### DIRECTION
Report the number of lines where the string "előképző" occurs, and write nothing else.

-- start --

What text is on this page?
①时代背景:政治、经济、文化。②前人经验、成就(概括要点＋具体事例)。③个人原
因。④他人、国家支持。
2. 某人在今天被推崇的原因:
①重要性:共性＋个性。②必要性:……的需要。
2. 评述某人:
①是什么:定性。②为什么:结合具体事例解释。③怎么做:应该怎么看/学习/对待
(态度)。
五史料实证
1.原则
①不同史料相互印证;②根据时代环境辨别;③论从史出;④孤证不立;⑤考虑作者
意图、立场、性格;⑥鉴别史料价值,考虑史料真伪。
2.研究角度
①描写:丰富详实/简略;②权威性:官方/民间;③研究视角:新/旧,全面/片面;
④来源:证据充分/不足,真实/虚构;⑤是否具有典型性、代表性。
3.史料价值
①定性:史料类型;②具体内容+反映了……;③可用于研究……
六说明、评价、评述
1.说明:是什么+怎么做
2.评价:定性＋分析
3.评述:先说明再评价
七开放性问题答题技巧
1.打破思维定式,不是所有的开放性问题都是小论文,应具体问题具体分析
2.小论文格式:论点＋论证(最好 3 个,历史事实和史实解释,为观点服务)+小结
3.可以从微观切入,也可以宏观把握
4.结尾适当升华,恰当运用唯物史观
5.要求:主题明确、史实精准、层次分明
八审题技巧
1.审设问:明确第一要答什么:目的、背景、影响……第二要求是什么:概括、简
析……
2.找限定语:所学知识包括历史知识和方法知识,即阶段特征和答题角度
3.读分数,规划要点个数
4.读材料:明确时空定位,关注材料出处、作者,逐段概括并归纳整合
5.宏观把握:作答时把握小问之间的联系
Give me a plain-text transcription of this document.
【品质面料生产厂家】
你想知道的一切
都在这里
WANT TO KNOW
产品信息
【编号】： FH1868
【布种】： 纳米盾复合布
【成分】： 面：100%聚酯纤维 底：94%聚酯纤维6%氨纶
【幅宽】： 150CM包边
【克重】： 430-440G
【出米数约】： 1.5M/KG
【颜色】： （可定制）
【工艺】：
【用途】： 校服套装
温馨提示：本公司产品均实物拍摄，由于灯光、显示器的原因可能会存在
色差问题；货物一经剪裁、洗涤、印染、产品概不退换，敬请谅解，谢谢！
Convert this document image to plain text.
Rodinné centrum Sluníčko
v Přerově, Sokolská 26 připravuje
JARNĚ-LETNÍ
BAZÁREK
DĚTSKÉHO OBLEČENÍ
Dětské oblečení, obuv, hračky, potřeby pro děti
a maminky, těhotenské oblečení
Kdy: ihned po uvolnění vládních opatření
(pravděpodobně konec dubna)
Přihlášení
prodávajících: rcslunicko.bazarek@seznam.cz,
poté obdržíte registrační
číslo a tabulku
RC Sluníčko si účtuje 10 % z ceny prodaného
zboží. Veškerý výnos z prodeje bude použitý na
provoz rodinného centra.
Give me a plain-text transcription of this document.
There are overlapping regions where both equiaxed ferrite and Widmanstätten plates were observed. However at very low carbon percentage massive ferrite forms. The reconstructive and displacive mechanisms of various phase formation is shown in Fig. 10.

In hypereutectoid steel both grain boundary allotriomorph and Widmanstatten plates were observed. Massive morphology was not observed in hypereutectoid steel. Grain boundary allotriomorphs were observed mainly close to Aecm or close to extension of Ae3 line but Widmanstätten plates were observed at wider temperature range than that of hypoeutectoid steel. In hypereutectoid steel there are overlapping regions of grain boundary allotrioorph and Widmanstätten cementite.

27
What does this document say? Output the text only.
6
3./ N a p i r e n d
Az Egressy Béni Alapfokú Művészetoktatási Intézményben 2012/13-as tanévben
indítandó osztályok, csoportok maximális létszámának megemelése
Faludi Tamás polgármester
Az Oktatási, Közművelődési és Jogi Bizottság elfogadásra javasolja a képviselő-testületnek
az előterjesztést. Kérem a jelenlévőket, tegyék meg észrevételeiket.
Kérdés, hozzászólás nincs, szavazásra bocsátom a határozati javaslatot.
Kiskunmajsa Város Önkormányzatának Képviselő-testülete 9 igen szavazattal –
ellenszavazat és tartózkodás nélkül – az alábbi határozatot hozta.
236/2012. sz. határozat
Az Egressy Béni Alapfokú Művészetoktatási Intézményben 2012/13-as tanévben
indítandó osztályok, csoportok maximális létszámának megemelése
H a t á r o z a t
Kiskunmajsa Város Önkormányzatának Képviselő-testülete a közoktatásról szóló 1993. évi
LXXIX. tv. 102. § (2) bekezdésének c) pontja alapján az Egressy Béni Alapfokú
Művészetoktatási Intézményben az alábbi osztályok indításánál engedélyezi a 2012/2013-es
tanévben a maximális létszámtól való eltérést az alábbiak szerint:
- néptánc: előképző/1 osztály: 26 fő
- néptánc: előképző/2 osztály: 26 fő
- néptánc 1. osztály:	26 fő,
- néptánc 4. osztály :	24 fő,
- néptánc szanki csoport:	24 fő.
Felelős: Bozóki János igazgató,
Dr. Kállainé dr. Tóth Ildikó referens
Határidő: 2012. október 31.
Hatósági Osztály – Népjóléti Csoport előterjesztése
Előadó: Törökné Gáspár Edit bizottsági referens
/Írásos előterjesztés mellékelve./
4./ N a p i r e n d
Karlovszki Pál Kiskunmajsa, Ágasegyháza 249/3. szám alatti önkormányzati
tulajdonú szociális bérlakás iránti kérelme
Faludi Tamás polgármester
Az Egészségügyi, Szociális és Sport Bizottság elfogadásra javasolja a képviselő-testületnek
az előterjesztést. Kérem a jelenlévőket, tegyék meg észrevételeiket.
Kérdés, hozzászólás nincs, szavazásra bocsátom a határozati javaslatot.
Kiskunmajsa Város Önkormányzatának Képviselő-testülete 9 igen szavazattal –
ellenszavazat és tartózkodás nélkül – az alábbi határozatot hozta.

-- end --

### COMPLETED TASK
2